Reproduce all the entries exactly and keep the pictures out.

Stored dataset items:
+ + + + + + +
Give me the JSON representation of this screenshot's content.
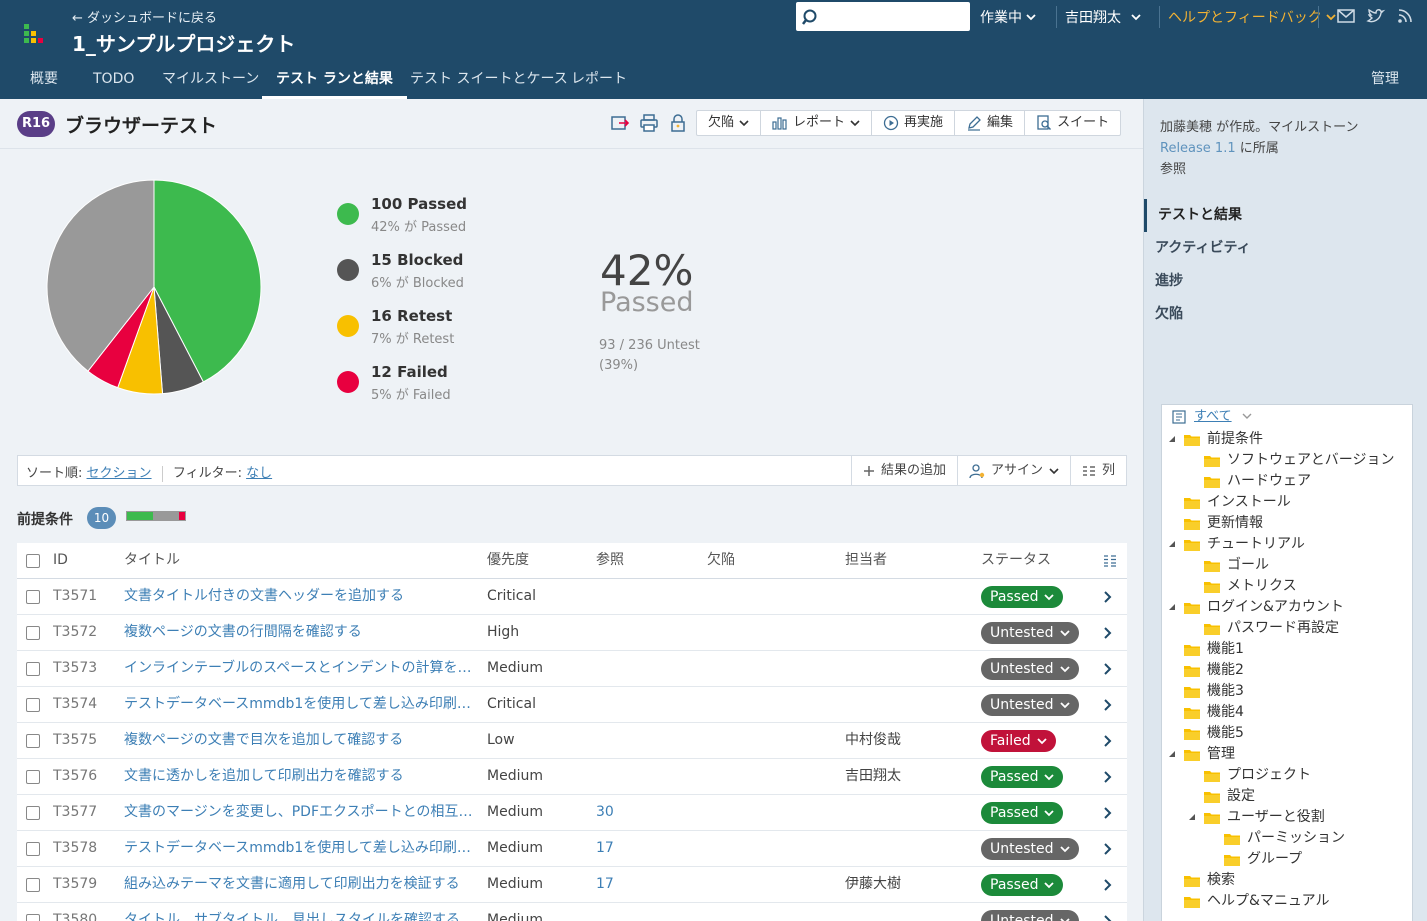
{
  "header": {
    "back_label": "← ダッシュボードに戻る",
    "project_name": "1_サンプルプロジェクト",
    "search_placeholder": "",
    "status_menu": "作業中",
    "user_menu": "吉田翔太",
    "help_menu": "ヘルプとフィードバック"
  },
  "tabs": [
    "概要",
    "TODO",
    "マイルストーン",
    "テスト ランと結果",
    "テスト スイートとケース",
    "レポート"
  ],
  "admin_tab": "管理",
  "run": {
    "badge": "R16",
    "title": "ブラウザーテスト",
    "buttons": [
      "欠陥",
      "レポート",
      "再実施",
      "編集",
      "スイート"
    ]
  },
  "summary": {
    "legend": [
      {
        "main": "100 Passed",
        "sub": "42% が Passed",
        "color": "#3dba4e"
      },
      {
        "main": "15 Blocked",
        "sub": "6% が Blocked",
        "color": "#555555"
      },
      {
        "main": "16 Retest",
        "sub": "7% が Retest",
        "color": "#f8c000"
      },
      {
        "main": "12 Failed",
        "sub": "5% が Failed",
        "color": "#e8003f"
      }
    ],
    "percent": "42%",
    "percent_label": "Passed",
    "untested_line1": "93 / 236 Untest",
    "untested_line2": "(39%)"
  },
  "chart_data": {
    "type": "pie",
    "categories": [
      "Passed",
      "Blocked",
      "Retest",
      "Failed",
      "Untested"
    ],
    "values": [
      100,
      15,
      16,
      12,
      93
    ],
    "colors": [
      "#3dba4e",
      "#555555",
      "#f8c000",
      "#e8003f",
      "#999999"
    ]
  },
  "filterbar": {
    "sort_label": "ソート順:",
    "sort_value": "セクション",
    "filter_label": "フィルター:",
    "filter_value": "なし",
    "add_result": "結果の追加",
    "assign": "アサイン",
    "columns": "列"
  },
  "section": {
    "title": "前提条件",
    "count": "10",
    "progress": {
      "passed": 0.45,
      "untested": 0.45,
      "failed": 0.1
    }
  },
  "table": {
    "headers": {
      "id": "ID",
      "title": "タイトル",
      "priority": "優先度",
      "refs": "参照",
      "defects": "欠陥",
      "assignee": "担当者",
      "status": "ステータス"
    },
    "rows": [
      {
        "id": "T3571",
        "title": "文書タイトル付きの文書ヘッダーを追加する",
        "priority": "Critical",
        "refs": "",
        "assignee": "",
        "status": "Passed"
      },
      {
        "id": "T3572",
        "title": "複数ページの文書の行間隔を確認する",
        "priority": "High",
        "refs": "",
        "assignee": "",
        "status": "Untested"
      },
      {
        "id": "T3573",
        "title": "インラインテーブルのスペースとインデントの計算を確認する",
        "priority": "Medium",
        "refs": "",
        "assignee": "",
        "status": "Untested"
      },
      {
        "id": "T3574",
        "title": "テストデータベースmmdb1を使用して差し込み印刷機能...",
        "priority": "Critical",
        "refs": "",
        "assignee": "",
        "status": "Untested"
      },
      {
        "id": "T3575",
        "title": "複数ページの文書で目次を追加して確認する",
        "priority": "Low",
        "refs": "",
        "assignee": "中村俊哉",
        "status": "Failed"
      },
      {
        "id": "T3576",
        "title": "文書に透かしを追加して印刷出力を確認する",
        "priority": "Medium",
        "refs": "",
        "assignee": "吉田翔太",
        "status": "Passed"
      },
      {
        "id": "T3577",
        "title": "文書のマージンを変更し、PDFエクスポートとの相互運...",
        "priority": "Medium",
        "refs": "30",
        "assignee": "",
        "status": "Passed"
      },
      {
        "id": "T3578",
        "title": "テストデータベースmmdb1を使用して差し込み印刷機能...",
        "priority": "Medium",
        "refs": "17",
        "assignee": "",
        "status": "Untested"
      },
      {
        "id": "T3579",
        "title": "組み込みテーマを文書に適用して印刷出力を検証する",
        "priority": "Medium",
        "refs": "17",
        "assignee": "伊藤大樹",
        "status": "Passed"
      },
      {
        "id": "T3580",
        "title": "タイトル、サブタイトル、見出しスタイルを確認する",
        "priority": "Medium",
        "refs": "",
        "assignee": "",
        "status": "Untested"
      }
    ]
  },
  "sidebar": {
    "info_line1": "加藤美穂 が作成。マイルストーン",
    "milestone_link": "Release 1.1",
    "info_line2_suffix": " に所属",
    "info_line3": "参照",
    "nav": [
      "テストと結果",
      "アクティビティ",
      "進捗",
      "欠陥"
    ],
    "tree_all": "すべて",
    "tree": [
      {
        "label": "前提条件",
        "level": 0,
        "expanded": true
      },
      {
        "label": "ソフトウェアとバージョン",
        "level": 1
      },
      {
        "label": "ハードウェア",
        "level": 1
      },
      {
        "label": "インストール",
        "level": 0
      },
      {
        "label": "更新情報",
        "level": 0
      },
      {
        "label": "チュートリアル",
        "level": 0,
        "expanded": true
      },
      {
        "label": "ゴール",
        "level": 1
      },
      {
        "label": "メトリクス",
        "level": 1
      },
      {
        "label": "ログイン&アカウント",
        "level": 0,
        "expanded": true
      },
      {
        "label": "パスワード再設定",
        "level": 1
      },
      {
        "label": "機能1",
        "level": 0
      },
      {
        "label": "機能2",
        "level": 0
      },
      {
        "label": "機能3",
        "level": 0
      },
      {
        "label": "機能4",
        "level": 0
      },
      {
        "label": "機能5",
        "level": 0
      },
      {
        "label": "管理",
        "level": 0,
        "expanded": true
      },
      {
        "label": "プロジェクト",
        "level": 1
      },
      {
        "label": "設定",
        "level": 1
      },
      {
        "label": "ユーザーと役割",
        "level": 1,
        "expanded": true
      },
      {
        "label": "パーミッション",
        "level": 2
      },
      {
        "label": "グループ",
        "level": 2
      },
      {
        "label": "検索",
        "level": 0
      },
      {
        "label": "ヘルプ&マニュアル",
        "level": 0
      }
    ]
  }
}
+ + + + + + +
■ FULL OUTPUT ■
Give me the JSON representation of this screenshot's content.
{
  "header": {
    "back_label": "← ダッシュボードに戻る",
    "project_name": "1_サンプルプロジェクト",
    "search_placeholder": "",
    "status_menu": "作業中",
    "user_menu": "吉田翔太",
    "help_menu": "ヘルプとフィードバック"
  },
  "tabs": [
    "概要",
    "TODO",
    "マイルストーン",
    "テスト ランと結果",
    "テスト スイートとケース",
    "レポート"
  ],
  "admin_tab": "管理",
  "run": {
    "badge": "R16",
    "title": "ブラウザーテスト",
    "buttons": [
      "欠陥",
      "レポート",
      "再実施",
      "編集",
      "スイート"
    ]
  },
  "summary": {
    "legend": [
      {
        "main": "100 Passed",
        "sub": "42% が Passed",
        "color": "#3dba4e"
      },
      {
        "main": "15 Blocked",
        "sub": "6% が Blocked",
        "color": "#555555"
      },
      {
        "main": "16 Retest",
        "sub": "7% が Retest",
        "color": "#f8c000"
      },
      {
        "main": "12 Failed",
        "sub": "5% が Failed",
        "color": "#e8003f"
      }
    ],
    "percent": "42%",
    "percent_label": "Passed",
    "untested_line1": "93 / 236 Untest",
    "untested_line2": "(39%)"
  },
  "chart_data": {
    "type": "pie",
    "categories": [
      "Passed",
      "Blocked",
      "Retest",
      "Failed",
      "Untested"
    ],
    "values": [
      100,
      15,
      16,
      12,
      93
    ],
    "colors": [
      "#3dba4e",
      "#555555",
      "#f8c000",
      "#e8003f",
      "#999999"
    ]
  },
  "filterbar": {
    "sort_label": "ソート順:",
    "sort_value": "セクション",
    "filter_label": "フィルター:",
    "filter_value": "なし",
    "add_result": "結果の追加",
    "assign": "アサイン",
    "columns": "列"
  },
  "section": {
    "title": "前提条件",
    "count": "10",
    "progress": {
      "passed": 0.45,
      "untested": 0.45,
      "failed": 0.1
    }
  },
  "table": {
    "headers": {
      "id": "ID",
      "title": "タイトル",
      "priority": "優先度",
      "refs": "参照",
      "defects": "欠陥",
      "assignee": "担当者",
      "status": "ステータス"
    },
    "rows": [
      {
        "id": "T3571",
        "title": "文書タイトル付きの文書ヘッダーを追加する",
        "priority": "Critical",
        "refs": "",
        "assignee": "",
        "status": "Passed"
      },
      {
        "id": "T3572",
        "title": "複数ページの文書の行間隔を確認する",
        "priority": "High",
        "refs": "",
        "assignee": "",
        "status": "Untested"
      },
      {
        "id": "T3573",
        "title": "インラインテーブルのスペースとインデントの計算を確認する",
        "priority": "Medium",
        "refs": "",
        "assignee": "",
        "status": "Untested"
      },
      {
        "id": "T3574",
        "title": "テストデータベースmmdb1を使用して差し込み印刷機能...",
        "priority": "Critical",
        "refs": "",
        "assignee": "",
        "status": "Untested"
      },
      {
        "id": "T3575",
        "title": "複数ページの文書で目次を追加して確認する",
        "priority": "Low",
        "refs": "",
        "assignee": "中村俊哉",
        "status": "Failed"
      },
      {
        "id": "T3576",
        "title": "文書に透かしを追加して印刷出力を確認する",
        "priority": "Medium",
        "refs": "",
        "assignee": "吉田翔太",
        "status": "Passed"
      },
      {
        "id": "T3577",
        "title": "文書のマージンを変更し、PDFエクスポートとの相互運...",
        "priority": "Medium",
        "refs": "30",
        "assignee": "",
        "status": "Passed"
      },
      {
        "id": "T3578",
        "title": "テストデータベースmmdb1を使用して差し込み印刷機能...",
        "priority": "Medium",
        "refs": "17",
        "assignee": "",
        "status": "Untested"
      },
      {
        "id": "T3579",
        "title": "組み込みテーマを文書に適用して印刷出力を検証する",
        "priority": "Medium",
        "refs": "17",
        "assignee": "伊藤大樹",
        "status": "Passed"
      },
      {
        "id": "T3580",
        "title": "タイトル、サブタイトル、見出しスタイルを確認する",
        "priority": "Medium",
        "refs": "",
        "assignee": "",
        "status": "Untested"
      }
    ]
  },
  "sidebar": {
    "info_line1": "加藤美穂 が作成。マイルストーン",
    "milestone_link": "Release 1.1",
    "info_line2_suffix": " に所属",
    "info_line3": "参照",
    "nav": [
      "テストと結果",
      "アクティビティ",
      "進捗",
      "欠陥"
    ],
    "tree_all": "すべて",
    "tree": [
      {
        "label": "前提条件",
        "level": 0,
        "expanded": true
      },
      {
        "label": "ソフトウェアとバージョン",
        "level": 1
      },
      {
        "label": "ハードウェア",
        "level": 1
      },
      {
        "label": "インストール",
        "level": 0
      },
      {
        "label": "更新情報",
        "level": 0
      },
      {
        "label": "チュートリアル",
        "level": 0,
        "expanded": true
      },
      {
        "label": "ゴール",
        "level": 1
      },
      {
        "label": "メトリクス",
        "level": 1
      },
      {
        "label": "ログイン&アカウント",
        "level": 0,
        "expanded": true
      },
      {
        "label": "パスワード再設定",
        "level": 1
      },
      {
        "label": "機能1",
        "level": 0
      },
      {
        "label": "機能2",
        "level": 0
      },
      {
        "label": "機能3",
        "level": 0
      },
      {
        "label": "機能4",
        "level": 0
      },
      {
        "label": "機能5",
        "level": 0
      },
      {
        "label": "管理",
        "level": 0,
        "expanded": true
      },
      {
        "label": "プロジェクト",
        "level": 1
      },
      {
        "label": "設定",
        "level": 1
      },
      {
        "label": "ユーザーと役割",
        "level": 1,
        "expanded": true
      },
      {
        "label": "パーミッション",
        "level": 2
      },
      {
        "label": "グループ",
        "level": 2
      },
      {
        "label": "検索",
        "level": 0
      },
      {
        "label": "ヘルプ&マニュアル",
        "level": 0
      }
    ]
  }
}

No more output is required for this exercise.